begin PROVIDED RECORDS

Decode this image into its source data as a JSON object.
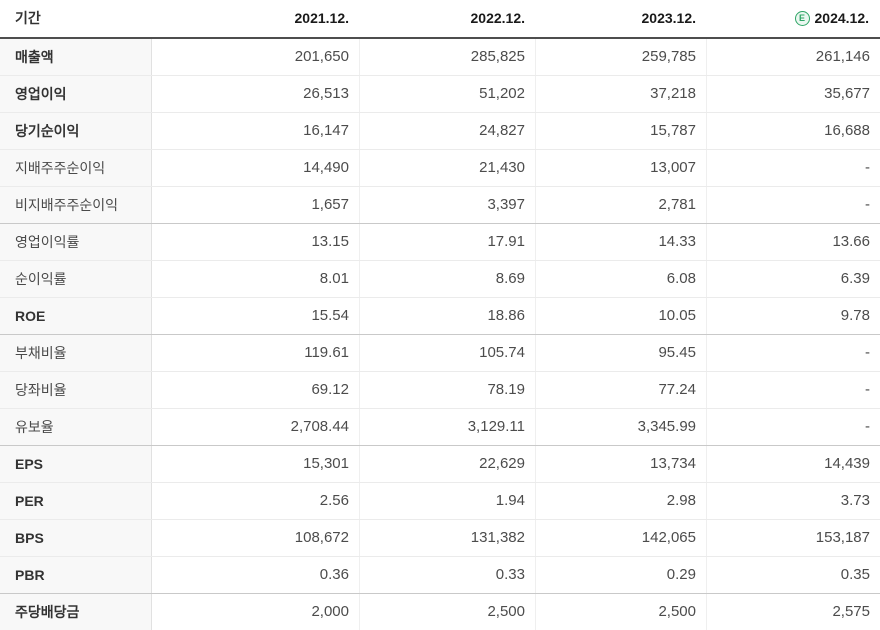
{
  "accent_colors": {
    "estimate_green": "#2fa566",
    "header_rule": "#4e4e4e",
    "label_column_bg": "#f8f8f8"
  },
  "chart_data": {
    "type": "table",
    "header": {
      "period_label": "기간",
      "years": [
        "2021.12.",
        "2022.12.",
        "2023.12.",
        "2024.12."
      ],
      "estimate": {
        "letter": "E",
        "applies_to": "2024.12.",
        "color": "#2fa566"
      }
    },
    "rows": [
      {
        "label": "매출액",
        "bold": true,
        "section_start": false,
        "values": [
          "201,650",
          "285,825",
          "259,785",
          "261,146"
        ]
      },
      {
        "label": "영업이익",
        "bold": true,
        "section_start": false,
        "values": [
          "26,513",
          "51,202",
          "37,218",
          "35,677"
        ]
      },
      {
        "label": "당기순이익",
        "bold": true,
        "section_start": false,
        "values": [
          "16,147",
          "24,827",
          "15,787",
          "16,688"
        ]
      },
      {
        "label": "지배주주순이익",
        "bold": false,
        "section_start": false,
        "values": [
          "14,490",
          "21,430",
          "13,007",
          "-"
        ]
      },
      {
        "label": "비지배주주순이익",
        "bold": false,
        "section_start": false,
        "values": [
          "1,657",
          "3,397",
          "2,781",
          "-"
        ]
      },
      {
        "label": "영업이익률",
        "bold": false,
        "section_start": true,
        "values": [
          "13.15",
          "17.91",
          "14.33",
          "13.66"
        ]
      },
      {
        "label": "순이익률",
        "bold": false,
        "section_start": false,
        "values": [
          "8.01",
          "8.69",
          "6.08",
          "6.39"
        ]
      },
      {
        "label": "ROE",
        "bold": true,
        "section_start": false,
        "values": [
          "15.54",
          "18.86",
          "10.05",
          "9.78"
        ]
      },
      {
        "label": "부채비율",
        "bold": false,
        "section_start": true,
        "values": [
          "119.61",
          "105.74",
          "95.45",
          "-"
        ]
      },
      {
        "label": "당좌비율",
        "bold": false,
        "section_start": false,
        "values": [
          "69.12",
          "78.19",
          "77.24",
          "-"
        ]
      },
      {
        "label": "유보율",
        "bold": false,
        "section_start": false,
        "values": [
          "2,708.44",
          "3,129.11",
          "3,345.99",
          "-"
        ]
      },
      {
        "label": "EPS",
        "bold": true,
        "section_start": true,
        "values": [
          "15,301",
          "22,629",
          "13,734",
          "14,439"
        ]
      },
      {
        "label": "PER",
        "bold": true,
        "section_start": false,
        "values": [
          "2.56",
          "1.94",
          "2.98",
          "3.73"
        ]
      },
      {
        "label": "BPS",
        "bold": true,
        "section_start": false,
        "values": [
          "108,672",
          "131,382",
          "142,065",
          "153,187"
        ]
      },
      {
        "label": "PBR",
        "bold": true,
        "section_start": false,
        "values": [
          "0.36",
          "0.33",
          "0.29",
          "0.35"
        ]
      },
      {
        "label": "주당배당금",
        "bold": true,
        "section_start": true,
        "values": [
          "2,000",
          "2,500",
          "2,500",
          "2,575"
        ]
      }
    ]
  }
}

end PROVIDED RECORDS

- [EXERCISE INSTRUCTIONS]: Drop the pictures and reproduce the rest of the entries above exactly.

- [RIGHT ANSWER]:
Decode this image into its source data as a JSON object.
{
  "accent_colors": {
    "estimate_green": "#2fa566",
    "header_rule": "#4e4e4e",
    "label_column_bg": "#f8f8f8"
  },
  "chart_data": {
    "type": "table",
    "header": {
      "period_label": "기간",
      "years": [
        "2021.12.",
        "2022.12.",
        "2023.12.",
        "2024.12."
      ],
      "estimate": {
        "letter": "E",
        "applies_to": "2024.12.",
        "color": "#2fa566"
      }
    },
    "rows": [
      {
        "label": "매출액",
        "bold": true,
        "section_start": false,
        "values": [
          "201,650",
          "285,825",
          "259,785",
          "261,146"
        ]
      },
      {
        "label": "영업이익",
        "bold": true,
        "section_start": false,
        "values": [
          "26,513",
          "51,202",
          "37,218",
          "35,677"
        ]
      },
      {
        "label": "당기순이익",
        "bold": true,
        "section_start": false,
        "values": [
          "16,147",
          "24,827",
          "15,787",
          "16,688"
        ]
      },
      {
        "label": "지배주주순이익",
        "bold": false,
        "section_start": false,
        "values": [
          "14,490",
          "21,430",
          "13,007",
          "-"
        ]
      },
      {
        "label": "비지배주주순이익",
        "bold": false,
        "section_start": false,
        "values": [
          "1,657",
          "3,397",
          "2,781",
          "-"
        ]
      },
      {
        "label": "영업이익률",
        "bold": false,
        "section_start": true,
        "values": [
          "13.15",
          "17.91",
          "14.33",
          "13.66"
        ]
      },
      {
        "label": "순이익률",
        "bold": false,
        "section_start": false,
        "values": [
          "8.01",
          "8.69",
          "6.08",
          "6.39"
        ]
      },
      {
        "label": "ROE",
        "bold": true,
        "section_start": false,
        "values": [
          "15.54",
          "18.86",
          "10.05",
          "9.78"
        ]
      },
      {
        "label": "부채비율",
        "bold": false,
        "section_start": true,
        "values": [
          "119.61",
          "105.74",
          "95.45",
          "-"
        ]
      },
      {
        "label": "당좌비율",
        "bold": false,
        "section_start": false,
        "values": [
          "69.12",
          "78.19",
          "77.24",
          "-"
        ]
      },
      {
        "label": "유보율",
        "bold": false,
        "section_start": false,
        "values": [
          "2,708.44",
          "3,129.11",
          "3,345.99",
          "-"
        ]
      },
      {
        "label": "EPS",
        "bold": true,
        "section_start": true,
        "values": [
          "15,301",
          "22,629",
          "13,734",
          "14,439"
        ]
      },
      {
        "label": "PER",
        "bold": true,
        "section_start": false,
        "values": [
          "2.56",
          "1.94",
          "2.98",
          "3.73"
        ]
      },
      {
        "label": "BPS",
        "bold": true,
        "section_start": false,
        "values": [
          "108,672",
          "131,382",
          "142,065",
          "153,187"
        ]
      },
      {
        "label": "PBR",
        "bold": true,
        "section_start": false,
        "values": [
          "0.36",
          "0.33",
          "0.29",
          "0.35"
        ]
      },
      {
        "label": "주당배당금",
        "bold": true,
        "section_start": true,
        "values": [
          "2,000",
          "2,500",
          "2,500",
          "2,575"
        ]
      }
    ]
  }
}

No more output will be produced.